WHAT NEEDS TO BE DONE: Without skipping anything, write out each record below exactly.

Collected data

──────────

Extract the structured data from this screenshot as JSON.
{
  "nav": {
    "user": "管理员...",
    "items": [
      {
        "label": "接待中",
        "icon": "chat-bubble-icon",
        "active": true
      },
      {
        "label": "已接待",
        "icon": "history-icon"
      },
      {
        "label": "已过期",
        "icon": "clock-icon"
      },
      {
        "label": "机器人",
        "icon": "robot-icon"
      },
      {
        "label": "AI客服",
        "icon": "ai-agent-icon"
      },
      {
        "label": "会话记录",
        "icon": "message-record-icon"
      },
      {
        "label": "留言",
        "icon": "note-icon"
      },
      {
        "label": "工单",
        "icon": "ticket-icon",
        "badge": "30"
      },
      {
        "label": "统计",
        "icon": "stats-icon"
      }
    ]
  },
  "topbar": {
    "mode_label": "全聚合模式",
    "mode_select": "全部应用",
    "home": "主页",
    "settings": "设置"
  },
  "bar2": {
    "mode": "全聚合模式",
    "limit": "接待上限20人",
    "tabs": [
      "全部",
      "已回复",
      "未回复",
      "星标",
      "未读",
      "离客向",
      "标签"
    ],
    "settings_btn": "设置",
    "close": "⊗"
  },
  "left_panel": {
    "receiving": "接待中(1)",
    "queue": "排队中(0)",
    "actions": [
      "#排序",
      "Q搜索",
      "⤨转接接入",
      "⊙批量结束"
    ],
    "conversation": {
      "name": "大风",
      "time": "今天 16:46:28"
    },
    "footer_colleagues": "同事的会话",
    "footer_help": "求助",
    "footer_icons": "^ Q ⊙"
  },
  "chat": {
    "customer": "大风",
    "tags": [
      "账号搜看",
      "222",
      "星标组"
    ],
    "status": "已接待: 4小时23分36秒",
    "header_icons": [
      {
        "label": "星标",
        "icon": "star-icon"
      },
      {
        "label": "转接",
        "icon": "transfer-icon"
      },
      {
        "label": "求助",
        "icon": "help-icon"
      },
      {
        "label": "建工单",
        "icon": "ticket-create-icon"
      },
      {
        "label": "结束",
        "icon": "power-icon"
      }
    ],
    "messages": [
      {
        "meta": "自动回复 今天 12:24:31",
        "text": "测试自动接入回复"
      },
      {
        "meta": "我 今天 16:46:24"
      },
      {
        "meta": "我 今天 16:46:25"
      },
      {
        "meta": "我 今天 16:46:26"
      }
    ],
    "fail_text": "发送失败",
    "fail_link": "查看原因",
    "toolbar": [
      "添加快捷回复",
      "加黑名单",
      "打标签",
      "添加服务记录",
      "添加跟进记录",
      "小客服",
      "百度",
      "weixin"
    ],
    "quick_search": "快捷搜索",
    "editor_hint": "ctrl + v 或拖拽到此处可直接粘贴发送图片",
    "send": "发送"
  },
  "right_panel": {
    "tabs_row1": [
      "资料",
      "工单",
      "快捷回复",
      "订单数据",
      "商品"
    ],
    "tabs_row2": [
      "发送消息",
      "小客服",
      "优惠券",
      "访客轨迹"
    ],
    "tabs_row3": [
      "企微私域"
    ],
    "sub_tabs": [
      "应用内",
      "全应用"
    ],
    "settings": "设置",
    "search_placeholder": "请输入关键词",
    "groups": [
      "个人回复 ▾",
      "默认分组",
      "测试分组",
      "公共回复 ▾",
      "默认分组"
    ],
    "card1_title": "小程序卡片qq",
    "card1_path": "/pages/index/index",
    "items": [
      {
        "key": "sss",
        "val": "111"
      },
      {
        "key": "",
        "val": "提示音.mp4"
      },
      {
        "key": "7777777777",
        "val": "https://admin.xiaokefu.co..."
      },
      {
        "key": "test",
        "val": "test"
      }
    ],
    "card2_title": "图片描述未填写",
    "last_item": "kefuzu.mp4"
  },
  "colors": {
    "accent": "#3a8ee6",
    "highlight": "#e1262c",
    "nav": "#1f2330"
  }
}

──────────

TASK ANSWER:
Extract the structured data from this screenshot as JSON.
{
  "nav": {
    "user": "管理员...",
    "items": [
      {
        "label": "接待中",
        "icon": "chat-bubble-icon",
        "active": true
      },
      {
        "label": "已接待",
        "icon": "history-icon"
      },
      {
        "label": "已过期",
        "icon": "clock-icon"
      },
      {
        "label": "机器人",
        "icon": "robot-icon"
      },
      {
        "label": "AI客服",
        "icon": "ai-agent-icon"
      },
      {
        "label": "会话记录",
        "icon": "message-record-icon"
      },
      {
        "label": "留言",
        "icon": "note-icon"
      },
      {
        "label": "工单",
        "icon": "ticket-icon",
        "badge": "30"
      },
      {
        "label": "统计",
        "icon": "stats-icon"
      }
    ]
  },
  "topbar": {
    "mode_label": "全聚合模式",
    "mode_select": "全部应用",
    "home": "主页",
    "settings": "设置"
  },
  "bar2": {
    "mode": "全聚合模式",
    "limit": "接待上限20人",
    "tabs": [
      "全部",
      "已回复",
      "未回复",
      "星标",
      "未读",
      "离客向",
      "标签"
    ],
    "settings_btn": "设置",
    "close": "⊗"
  },
  "left_panel": {
    "receiving": "接待中(1)",
    "queue": "排队中(0)",
    "actions": [
      "#排序",
      "Q搜索",
      "⤨转接接入",
      "⊙批量结束"
    ],
    "conversation": {
      "name": "大风",
      "time": "今天 16:46:28"
    },
    "footer_colleagues": "同事的会话",
    "footer_help": "求助",
    "footer_icons": "^ Q ⊙"
  },
  "chat": {
    "customer": "大风",
    "tags": [
      "账号搜看",
      "222",
      "星标组"
    ],
    "status": "已接待: 4小时23分36秒",
    "header_icons": [
      {
        "label": "星标",
        "icon": "star-icon"
      },
      {
        "label": "转接",
        "icon": "transfer-icon"
      },
      {
        "label": "求助",
        "icon": "help-icon"
      },
      {
        "label": "建工单",
        "icon": "ticket-create-icon"
      },
      {
        "label": "结束",
        "icon": "power-icon"
      }
    ],
    "messages": [
      {
        "meta": "自动回复 今天 12:24:31",
        "text": "测试自动接入回复"
      },
      {
        "meta": "我 今天 16:46:24"
      },
      {
        "meta": "我 今天 16:46:25"
      },
      {
        "meta": "我 今天 16:46:26"
      }
    ],
    "fail_text": "发送失败",
    "fail_link": "查看原因",
    "toolbar": [
      "添加快捷回复",
      "加黑名单",
      "打标签",
      "添加服务记录",
      "添加跟进记录",
      "小客服",
      "百度",
      "weixin"
    ],
    "quick_search": "快捷搜索",
    "editor_hint": "ctrl + v 或拖拽到此处可直接粘贴发送图片",
    "send": "发送"
  },
  "right_panel": {
    "tabs_row1": [
      "资料",
      "工单",
      "快捷回复",
      "订单数据",
      "商品"
    ],
    "tabs_row2": [
      "发送消息",
      "小客服",
      "优惠券",
      "访客轨迹"
    ],
    "tabs_row3": [
      "企微私域"
    ],
    "sub_tabs": [
      "应用内",
      "全应用"
    ],
    "settings": "设置",
    "search_placeholder": "请输入关键词",
    "groups": [
      "个人回复 ▾",
      "默认分组",
      "测试分组",
      "公共回复 ▾",
      "默认分组"
    ],
    "card1_title": "小程序卡片qq",
    "card1_path": "/pages/index/index",
    "items": [
      {
        "key": "sss",
        "val": "111"
      },
      {
        "key": "",
        "val": "提示音.mp4"
      },
      {
        "key": "7777777777",
        "val": "https://admin.xiaokefu.co..."
      },
      {
        "key": "test",
        "val": "test"
      }
    ],
    "card2_title": "图片描述未填写",
    "last_item": "kefuzu.mp4"
  },
  "colors": {
    "accent": "#3a8ee6",
    "highlight": "#e1262c",
    "nav": "#1f2330"
  }
}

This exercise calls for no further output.